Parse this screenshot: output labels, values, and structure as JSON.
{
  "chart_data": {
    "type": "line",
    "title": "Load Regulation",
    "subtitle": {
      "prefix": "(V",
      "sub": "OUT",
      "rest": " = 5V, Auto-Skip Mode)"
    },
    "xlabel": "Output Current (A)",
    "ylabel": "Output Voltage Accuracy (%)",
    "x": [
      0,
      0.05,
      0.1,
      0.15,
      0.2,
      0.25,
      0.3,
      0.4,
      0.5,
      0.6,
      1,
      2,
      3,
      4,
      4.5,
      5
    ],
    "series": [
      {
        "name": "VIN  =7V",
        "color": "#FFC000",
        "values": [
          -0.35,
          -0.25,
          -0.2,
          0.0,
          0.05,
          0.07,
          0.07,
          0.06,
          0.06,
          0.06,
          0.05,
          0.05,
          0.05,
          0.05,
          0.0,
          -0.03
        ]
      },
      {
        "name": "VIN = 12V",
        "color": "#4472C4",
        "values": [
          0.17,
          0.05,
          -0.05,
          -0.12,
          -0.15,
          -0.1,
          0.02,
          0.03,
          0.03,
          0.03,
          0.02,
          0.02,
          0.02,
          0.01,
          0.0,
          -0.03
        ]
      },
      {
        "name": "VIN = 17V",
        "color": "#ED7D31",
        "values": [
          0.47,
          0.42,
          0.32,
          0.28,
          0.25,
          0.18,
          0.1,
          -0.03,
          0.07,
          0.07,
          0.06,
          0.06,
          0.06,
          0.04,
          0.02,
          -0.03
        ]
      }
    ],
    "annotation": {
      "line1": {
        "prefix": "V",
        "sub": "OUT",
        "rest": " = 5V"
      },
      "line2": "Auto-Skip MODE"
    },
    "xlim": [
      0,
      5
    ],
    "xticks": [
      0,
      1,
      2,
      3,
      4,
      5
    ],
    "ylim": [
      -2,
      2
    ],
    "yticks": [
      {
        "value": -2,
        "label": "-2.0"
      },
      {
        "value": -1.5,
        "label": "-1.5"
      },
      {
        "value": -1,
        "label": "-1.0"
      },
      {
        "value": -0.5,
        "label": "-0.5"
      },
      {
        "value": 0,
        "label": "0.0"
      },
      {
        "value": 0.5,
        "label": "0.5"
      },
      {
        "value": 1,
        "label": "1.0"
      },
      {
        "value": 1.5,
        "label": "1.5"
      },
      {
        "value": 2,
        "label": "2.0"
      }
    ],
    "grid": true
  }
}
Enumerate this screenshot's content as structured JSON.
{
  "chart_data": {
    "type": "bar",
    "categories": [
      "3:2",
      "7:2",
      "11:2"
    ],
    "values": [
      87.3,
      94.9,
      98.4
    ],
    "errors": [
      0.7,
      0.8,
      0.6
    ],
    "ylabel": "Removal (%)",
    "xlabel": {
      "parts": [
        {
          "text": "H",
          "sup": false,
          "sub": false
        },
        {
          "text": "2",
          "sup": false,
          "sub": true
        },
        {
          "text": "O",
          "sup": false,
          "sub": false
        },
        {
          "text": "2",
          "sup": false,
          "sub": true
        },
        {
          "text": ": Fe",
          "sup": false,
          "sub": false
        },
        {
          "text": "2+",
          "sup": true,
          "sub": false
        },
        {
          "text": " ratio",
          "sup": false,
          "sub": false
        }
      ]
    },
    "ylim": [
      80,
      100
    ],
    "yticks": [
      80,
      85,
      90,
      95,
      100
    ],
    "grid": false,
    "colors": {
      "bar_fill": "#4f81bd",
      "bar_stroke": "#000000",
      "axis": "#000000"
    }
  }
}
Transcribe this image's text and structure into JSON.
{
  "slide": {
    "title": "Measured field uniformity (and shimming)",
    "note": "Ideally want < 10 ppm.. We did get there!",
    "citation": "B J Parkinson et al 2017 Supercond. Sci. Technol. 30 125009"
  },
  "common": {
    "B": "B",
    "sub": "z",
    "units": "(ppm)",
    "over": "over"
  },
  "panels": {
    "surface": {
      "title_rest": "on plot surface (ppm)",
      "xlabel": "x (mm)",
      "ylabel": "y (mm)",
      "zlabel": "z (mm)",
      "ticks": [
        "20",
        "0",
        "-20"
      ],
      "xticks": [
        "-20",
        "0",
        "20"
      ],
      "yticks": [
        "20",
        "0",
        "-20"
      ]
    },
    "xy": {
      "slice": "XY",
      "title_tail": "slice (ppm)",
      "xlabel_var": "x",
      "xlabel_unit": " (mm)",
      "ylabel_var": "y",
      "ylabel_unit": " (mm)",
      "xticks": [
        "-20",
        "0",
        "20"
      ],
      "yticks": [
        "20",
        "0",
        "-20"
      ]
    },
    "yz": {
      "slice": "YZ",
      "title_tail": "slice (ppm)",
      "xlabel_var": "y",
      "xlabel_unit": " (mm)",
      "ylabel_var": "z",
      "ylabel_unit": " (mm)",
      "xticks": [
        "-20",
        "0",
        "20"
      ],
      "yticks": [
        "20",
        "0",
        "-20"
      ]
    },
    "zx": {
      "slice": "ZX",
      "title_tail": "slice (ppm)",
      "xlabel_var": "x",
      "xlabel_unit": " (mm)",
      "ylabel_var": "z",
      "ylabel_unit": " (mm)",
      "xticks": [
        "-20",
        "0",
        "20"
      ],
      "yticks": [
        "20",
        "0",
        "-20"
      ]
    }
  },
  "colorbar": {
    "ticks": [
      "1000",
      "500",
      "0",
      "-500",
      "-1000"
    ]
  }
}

GOAL OF THE EXERCISE: Transcribe the material above word for word.

SOLUTION TO THE EXERCISE:
Parse this screenshot: output labels, values, and structure as JSON.
{
  "chart_data": {
    "type": "line",
    "title": "Load Regulation",
    "subtitle": {
      "prefix": "(V",
      "sub": "OUT",
      "rest": " = 5V, Auto-Skip Mode)"
    },
    "xlabel": "Output Current (A)",
    "ylabel": "Output Voltage Accuracy (%)",
    "x": [
      0,
      0.05,
      0.1,
      0.15,
      0.2,
      0.25,
      0.3,
      0.4,
      0.5,
      0.6,
      1,
      2,
      3,
      4,
      4.5,
      5
    ],
    "series": [
      {
        "name": "VIN  =7V",
        "color": "#FFC000",
        "values": [
          -0.35,
          -0.25,
          -0.2,
          0.0,
          0.05,
          0.07,
          0.07,
          0.06,
          0.06,
          0.06,
          0.05,
          0.05,
          0.05,
          0.05,
          0.0,
          -0.03
        ]
      },
      {
        "name": "VIN = 12V",
        "color": "#4472C4",
        "values": [
          0.17,
          0.05,
          -0.05,
          -0.12,
          -0.15,
          -0.1,
          0.02,
          0.03,
          0.03,
          0.03,
          0.02,
          0.02,
          0.02,
          0.01,
          0.0,
          -0.03
        ]
      },
      {
        "name": "VIN = 17V",
        "color": "#ED7D31",
        "values": [
          0.47,
          0.42,
          0.32,
          0.28,
          0.25,
          0.18,
          0.1,
          -0.03,
          0.07,
          0.07,
          0.06,
          0.06,
          0.06,
          0.04,
          0.02,
          -0.03
        ]
      }
    ],
    "annotation": {
      "line1": {
        "prefix": "V",
        "sub": "OUT",
        "rest": " = 5V"
      },
      "line2": "Auto-Skip MODE"
    },
    "xlim": [
      0,
      5
    ],
    "xticks": [
      0,
      1,
      2,
      3,
      4,
      5
    ],
    "ylim": [
      -2,
      2
    ],
    "yticks": [
      {
        "value": -2,
        "label": "-2.0"
      },
      {
        "value": -1.5,
        "label": "-1.5"
      },
      {
        "value": -1,
        "label": "-1.0"
      },
      {
        "value": -0.5,
        "label": "-0.5"
      },
      {
        "value": 0,
        "label": "0.0"
      },
      {
        "value": 0.5,
        "label": "0.5"
      },
      {
        "value": 1,
        "label": "1.0"
      },
      {
        "value": 1.5,
        "label": "1.5"
      },
      {
        "value": 2,
        "label": "2.0"
      }
    ],
    "grid": true
  }
}
Enumerate this screenshot's content as structured JSON.
{
  "chart_data": {
    "type": "bar",
    "categories": [
      "3:2",
      "7:2",
      "11:2"
    ],
    "values": [
      87.3,
      94.9,
      98.4
    ],
    "errors": [
      0.7,
      0.8,
      0.6
    ],
    "ylabel": "Removal (%)",
    "xlabel": {
      "parts": [
        {
          "text": "H",
          "sup": false,
          "sub": false
        },
        {
          "text": "2",
          "sup": false,
          "sub": true
        },
        {
          "text": "O",
          "sup": false,
          "sub": false
        },
        {
          "text": "2",
          "sup": false,
          "sub": true
        },
        {
          "text": ": Fe",
          "sup": false,
          "sub": false
        },
        {
          "text": "2+",
          "sup": true,
          "sub": false
        },
        {
          "text": " ratio",
          "sup": false,
          "sub": false
        }
      ]
    },
    "ylim": [
      80,
      100
    ],
    "yticks": [
      80,
      85,
      90,
      95,
      100
    ],
    "grid": false,
    "colors": {
      "bar_fill": "#4f81bd",
      "bar_stroke": "#000000",
      "axis": "#000000"
    }
  }
}
Transcribe this image's text and structure into JSON.
{
  "slide": {
    "title": "Measured field uniformity (and shimming)",
    "note": "Ideally want < 10 ppm.. We did get there!",
    "citation": "B J Parkinson et al 2017 Supercond. Sci. Technol. 30 125009"
  },
  "common": {
    "B": "B",
    "sub": "z",
    "units": "(ppm)",
    "over": "over"
  },
  "panels": {
    "surface": {
      "title_rest": "on plot surface (ppm)",
      "xlabel": "x (mm)",
      "ylabel": "y (mm)",
      "zlabel": "z (mm)",
      "ticks": [
        "20",
        "0",
        "-20"
      ],
      "xticks": [
        "-20",
        "0",
        "20"
      ],
      "yticks": [
        "20",
        "0",
        "-20"
      ]
    },
    "xy": {
      "slice": "XY",
      "title_tail": "slice (ppm)",
      "xlabel_var": "x",
      "xlabel_unit": " (mm)",
      "ylabel_var": "y",
      "ylabel_unit": " (mm)",
      "xticks": [
        "-20",
        "0",
        "20"
      ],
      "yticks": [
        "20",
        "0",
        "-20"
      ]
    },
    "yz": {
      "slice": "YZ",
      "title_tail": "slice (ppm)",
      "xlabel_var": "y",
      "xlabel_unit": " (mm)",
      "ylabel_var": "z",
      "ylabel_unit": " (mm)",
      "xticks": [
        "-20",
        "0",
        "20"
      ],
      "yticks": [
        "20",
        "0",
        "-20"
      ]
    },
    "zx": {
      "slice": "ZX",
      "title_tail": "slice (ppm)",
      "xlabel_var": "x",
      "xlabel_unit": " (mm)",
      "ylabel_var": "z",
      "ylabel_unit": " (mm)",
      "xticks": [
        "-20",
        "0",
        "20"
      ],
      "yticks": [
        "20",
        "0",
        "-20"
      ]
    }
  },
  "colorbar": {
    "ticks": [
      "1000",
      "500",
      "0",
      "-500",
      "-1000"
    ]
  }
}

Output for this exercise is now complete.